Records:
↓

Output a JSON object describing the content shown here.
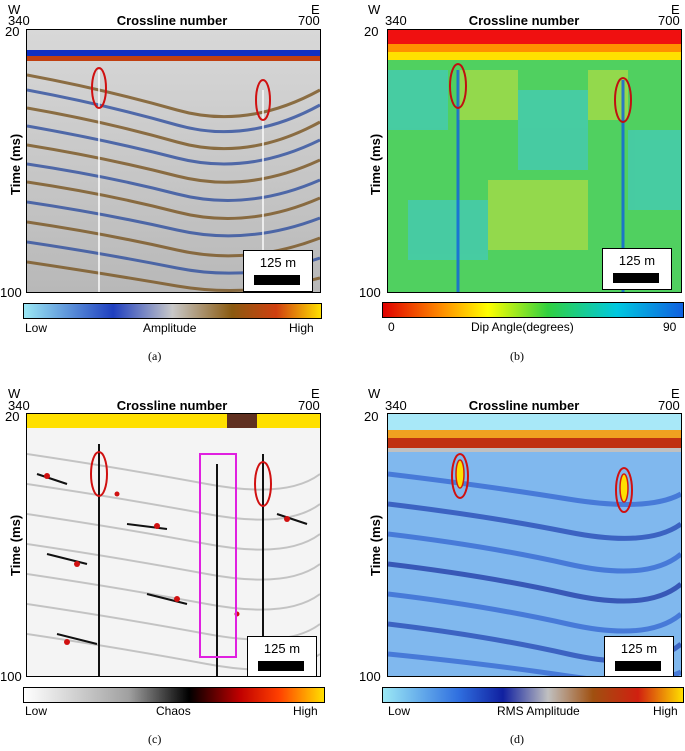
{
  "panels": [
    {
      "id": "a",
      "dir_left": "W",
      "dir_right": "E",
      "x_start": "340",
      "x_end": "700",
      "xlabel": "Crossline number",
      "ylabel": "Time (ms)",
      "y_top": "20",
      "y_bottom": "100",
      "scale_text": "125 m",
      "cbar_left": "Low",
      "cbar_mid": "Amplitude",
      "cbar_right": "High",
      "caption": "(a)"
    },
    {
      "id": "b",
      "dir_left": "W",
      "dir_right": "E",
      "x_start": "340",
      "x_end": "700",
      "xlabel": "Crossline number",
      "ylabel": "Time (ms)",
      "y_top": "20",
      "y_bottom": "100",
      "scale_text": "125 m",
      "cbar_left": "0",
      "cbar_mid": "Dip Angle(degrees)",
      "cbar_right": "90",
      "caption": "(b)"
    },
    {
      "id": "c",
      "dir_left": "W",
      "dir_right": "E",
      "x_start": "340",
      "x_end": "700",
      "xlabel": "Crossline number",
      "ylabel": "Time (ms)",
      "y_top": "20",
      "y_bottom": "100",
      "scale_text": "125 m",
      "cbar_left": "Low",
      "cbar_mid": "Chaos",
      "cbar_right": "High",
      "caption": "(c)"
    },
    {
      "id": "d",
      "dir_left": "W",
      "dir_right": "E",
      "x_start": "340",
      "x_end": "700",
      "xlabel": "Crossline number",
      "ylabel": "Time (ms)",
      "y_top": "20",
      "y_bottom": "100",
      "scale_text": "125 m",
      "cbar_left": "Low",
      "cbar_mid": "RMS Amplitude",
      "cbar_right": "High",
      "caption": "(d)"
    }
  ],
  "colors": {
    "amplitude_ramp": [
      "#9be8f5",
      "#1f3fbf",
      "#c8c8c8",
      "#8a5a10",
      "#d04010",
      "#ffe000"
    ],
    "dip_ramp": [
      "#e00000",
      "#ff9000",
      "#ffff00",
      "#30d040",
      "#00c8e0",
      "#1060e0"
    ],
    "chaos_ramp": [
      "#ffffff",
      "#a0a0a0",
      "#000000",
      "#c00000",
      "#ff4000",
      "#ffe000"
    ],
    "rms_ramp": [
      "#9be8f5",
      "#3070e0",
      "#1020a0",
      "#c0c0c0",
      "#a05010",
      "#d02010",
      "#ffe000"
    ],
    "annotation_ellipse": "#d01010",
    "annotation_box": "#e020e0"
  }
}
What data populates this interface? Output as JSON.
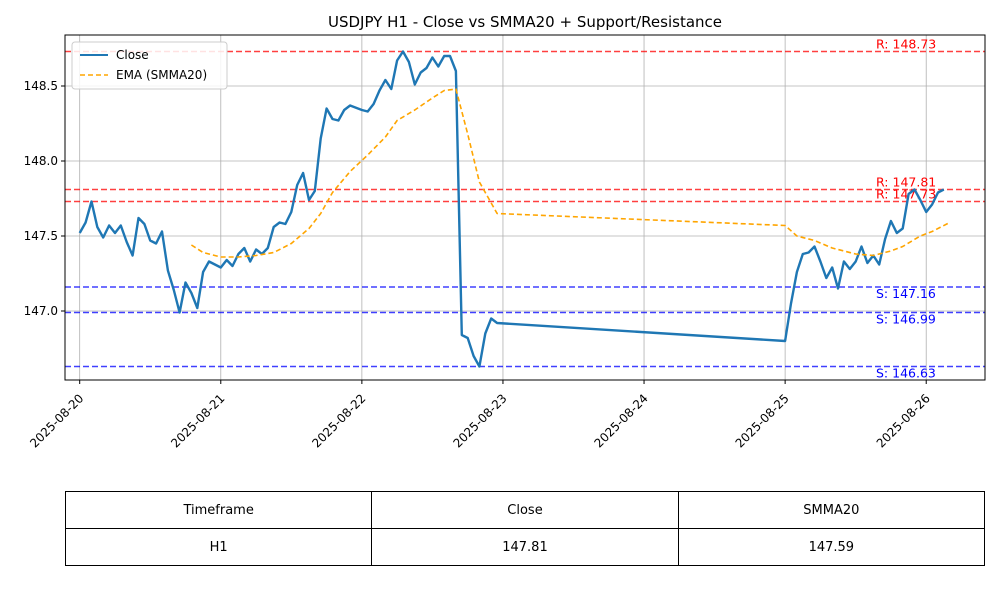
{
  "chart_data": {
    "type": "line",
    "title": "USDJPY H1 - Close vs SMMA20 + Support/Resistance",
    "ylim": [
      146.54,
      148.84
    ],
    "xlim": [
      "2025-08-19T21:30",
      "2025-08-26T10:00"
    ],
    "grid": true,
    "legend_placement": "top-left",
    "x_ticks": [
      "2025-08-20",
      "2025-08-21",
      "2025-08-22",
      "2025-08-23",
      "2025-08-24",
      "2025-08-25",
      "2025-08-26"
    ],
    "y_ticks": [
      "147.0",
      "147.5",
      "148.0",
      "148.5"
    ],
    "y_tick_values": [
      147.0,
      147.5,
      148.0,
      148.5
    ],
    "series": [
      {
        "name": "Close",
        "color": "#1f77b4",
        "style": "solid",
        "points": [
          [
            "2025-08-20T00:00",
            147.52
          ],
          [
            "2025-08-20T01:00",
            147.59
          ],
          [
            "2025-08-20T02:00",
            147.73
          ],
          [
            "2025-08-20T03:00",
            147.56
          ],
          [
            "2025-08-20T04:00",
            147.49
          ],
          [
            "2025-08-20T05:00",
            147.57
          ],
          [
            "2025-08-20T06:00",
            147.52
          ],
          [
            "2025-08-20T07:00",
            147.57
          ],
          [
            "2025-08-20T08:00",
            147.46
          ],
          [
            "2025-08-20T09:00",
            147.37
          ],
          [
            "2025-08-20T10:00",
            147.62
          ],
          [
            "2025-08-20T11:00",
            147.58
          ],
          [
            "2025-08-20T12:00",
            147.47
          ],
          [
            "2025-08-20T13:00",
            147.45
          ],
          [
            "2025-08-20T14:00",
            147.53
          ],
          [
            "2025-08-20T15:00",
            147.27
          ],
          [
            "2025-08-20T16:00",
            147.14
          ],
          [
            "2025-08-20T17:00",
            146.99
          ],
          [
            "2025-08-20T18:00",
            147.19
          ],
          [
            "2025-08-20T19:00",
            147.12
          ],
          [
            "2025-08-20T20:00",
            147.02
          ],
          [
            "2025-08-20T21:00",
            147.26
          ],
          [
            "2025-08-20T22:00",
            147.33
          ],
          [
            "2025-08-20T23:00",
            147.31
          ],
          [
            "2025-08-21T00:00",
            147.29
          ],
          [
            "2025-08-21T01:00",
            147.34
          ],
          [
            "2025-08-21T02:00",
            147.3
          ],
          [
            "2025-08-21T03:00",
            147.38
          ],
          [
            "2025-08-21T04:00",
            147.42
          ],
          [
            "2025-08-21T05:00",
            147.33
          ],
          [
            "2025-08-21T06:00",
            147.41
          ],
          [
            "2025-08-21T07:00",
            147.38
          ],
          [
            "2025-08-21T08:00",
            147.42
          ],
          [
            "2025-08-21T09:00",
            147.56
          ],
          [
            "2025-08-21T10:00",
            147.59
          ],
          [
            "2025-08-21T11:00",
            147.58
          ],
          [
            "2025-08-21T12:00",
            147.66
          ],
          [
            "2025-08-21T13:00",
            147.84
          ],
          [
            "2025-08-21T14:00",
            147.92
          ],
          [
            "2025-08-21T15:00",
            147.74
          ],
          [
            "2025-08-21T16:00",
            147.8
          ],
          [
            "2025-08-21T17:00",
            148.15
          ],
          [
            "2025-08-21T18:00",
            148.35
          ],
          [
            "2025-08-21T19:00",
            148.28
          ],
          [
            "2025-08-21T20:00",
            148.27
          ],
          [
            "2025-08-21T21:00",
            148.34
          ],
          [
            "2025-08-21T22:00",
            148.37
          ],
          [
            "2025-08-22T00:00",
            148.34
          ],
          [
            "2025-08-22T01:00",
            148.33
          ],
          [
            "2025-08-22T02:00",
            148.38
          ],
          [
            "2025-08-22T03:00",
            148.47
          ],
          [
            "2025-08-22T04:00",
            148.54
          ],
          [
            "2025-08-22T05:00",
            148.48
          ],
          [
            "2025-08-22T06:00",
            148.67
          ],
          [
            "2025-08-22T07:00",
            148.73
          ],
          [
            "2025-08-22T08:00",
            148.66
          ],
          [
            "2025-08-22T09:00",
            148.51
          ],
          [
            "2025-08-22T10:00",
            148.59
          ],
          [
            "2025-08-22T11:00",
            148.62
          ],
          [
            "2025-08-22T12:00",
            148.69
          ],
          [
            "2025-08-22T13:00",
            148.63
          ],
          [
            "2025-08-22T14:00",
            148.7
          ],
          [
            "2025-08-22T15:00",
            148.7
          ],
          [
            "2025-08-22T16:00",
            148.6
          ],
          [
            "2025-08-22T17:00",
            146.84
          ],
          [
            "2025-08-22T18:00",
            146.82
          ],
          [
            "2025-08-22T19:00",
            146.7
          ],
          [
            "2025-08-22T20:00",
            146.63
          ],
          [
            "2025-08-22T21:00",
            146.85
          ],
          [
            "2025-08-22T22:00",
            146.95
          ],
          [
            "2025-08-22T23:00",
            146.92
          ],
          [
            "2025-08-25T00:00",
            146.8
          ],
          [
            "2025-08-25T01:00",
            147.05
          ],
          [
            "2025-08-25T02:00",
            147.26
          ],
          [
            "2025-08-25T03:00",
            147.38
          ],
          [
            "2025-08-25T04:00",
            147.39
          ],
          [
            "2025-08-25T05:00",
            147.43
          ],
          [
            "2025-08-25T06:00",
            147.33
          ],
          [
            "2025-08-25T07:00",
            147.22
          ],
          [
            "2025-08-25T08:00",
            147.29
          ],
          [
            "2025-08-25T09:00",
            147.15
          ],
          [
            "2025-08-25T10:00",
            147.33
          ],
          [
            "2025-08-25T11:00",
            147.28
          ],
          [
            "2025-08-25T12:00",
            147.33
          ],
          [
            "2025-08-25T13:00",
            147.43
          ],
          [
            "2025-08-25T14:00",
            147.32
          ],
          [
            "2025-08-25T15:00",
            147.37
          ],
          [
            "2025-08-25T16:00",
            147.31
          ],
          [
            "2025-08-25T17:00",
            147.48
          ],
          [
            "2025-08-25T18:00",
            147.6
          ],
          [
            "2025-08-25T19:00",
            147.52
          ],
          [
            "2025-08-25T20:00",
            147.55
          ],
          [
            "2025-08-25T21:00",
            147.78
          ],
          [
            "2025-08-25T22:00",
            147.81
          ],
          [
            "2025-08-25T23:00",
            147.74
          ],
          [
            "2025-08-26T00:00",
            147.66
          ],
          [
            "2025-08-26T01:00",
            147.71
          ],
          [
            "2025-08-26T02:00",
            147.79
          ],
          [
            "2025-08-26T03:00",
            147.81
          ]
        ]
      },
      {
        "name": "EMA (SMMA20)",
        "color": "#ffa500",
        "style": "dashed",
        "points": [
          [
            "2025-08-20T19:00",
            147.44
          ],
          [
            "2025-08-20T21:00",
            147.39
          ],
          [
            "2025-08-21T00:00",
            147.36
          ],
          [
            "2025-08-21T03:00",
            147.36
          ],
          [
            "2025-08-21T06:00",
            147.37
          ],
          [
            "2025-08-21T09:00",
            147.39
          ],
          [
            "2025-08-21T12:00",
            147.45
          ],
          [
            "2025-08-21T15:00",
            147.55
          ],
          [
            "2025-08-21T17:00",
            147.65
          ],
          [
            "2025-08-21T19:00",
            147.79
          ],
          [
            "2025-08-21T22:00",
            147.93
          ],
          [
            "2025-08-22T01:00",
            148.04
          ],
          [
            "2025-08-22T04:00",
            148.16
          ],
          [
            "2025-08-22T06:00",
            148.27
          ],
          [
            "2025-08-22T09:00",
            148.34
          ],
          [
            "2025-08-22T12:00",
            148.42
          ],
          [
            "2025-08-22T14:00",
            148.47
          ],
          [
            "2025-08-22T16:00",
            148.48
          ],
          [
            "2025-08-22T18:00",
            148.18
          ],
          [
            "2025-08-22T20:00",
            147.86
          ],
          [
            "2025-08-22T23:00",
            147.65
          ],
          [
            "2025-08-25T00:00",
            147.57
          ],
          [
            "2025-08-25T02:00",
            147.5
          ],
          [
            "2025-08-25T05:00",
            147.47
          ],
          [
            "2025-08-25T08:00",
            147.42
          ],
          [
            "2025-08-25T12:00",
            147.38
          ],
          [
            "2025-08-25T15:00",
            147.37
          ],
          [
            "2025-08-25T18:00",
            147.4
          ],
          [
            "2025-08-25T20:00",
            147.43
          ],
          [
            "2025-08-25T23:00",
            147.5
          ],
          [
            "2025-08-26T01:00",
            147.53
          ],
          [
            "2025-08-26T04:00",
            147.59
          ]
        ]
      }
    ],
    "levels": [
      {
        "kind": "resistance",
        "value": 148.73,
        "label": "R: 148.73",
        "color": "#ff0000"
      },
      {
        "kind": "resistance",
        "value": 147.81,
        "label": "R: 147.81",
        "color": "#ff0000"
      },
      {
        "kind": "resistance",
        "value": 147.73,
        "label": "R: 147.73",
        "color": "#ff0000"
      },
      {
        "kind": "support",
        "value": 147.16,
        "label": "S: 147.16",
        "color": "#0000ff"
      },
      {
        "kind": "support",
        "value": 146.99,
        "label": "S: 146.99",
        "color": "#0000ff"
      },
      {
        "kind": "support",
        "value": 146.63,
        "label": "S: 146.63",
        "color": "#0000ff"
      }
    ]
  },
  "table": {
    "headers": [
      "Timeframe",
      "Close",
      "SMMA20"
    ],
    "rows": [
      [
        "H1",
        "147.81",
        "147.59"
      ]
    ]
  }
}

↑

> _EXERCISE REQUIREMENTS_: Using the material above, copy every line in which the string "Close" occurs.

> _COMPLETE OUTPUT_:
    "title": "USDJPY H1 - Close vs SMMA20 + Support/Resistance",
        "name": "Close",
      "Close",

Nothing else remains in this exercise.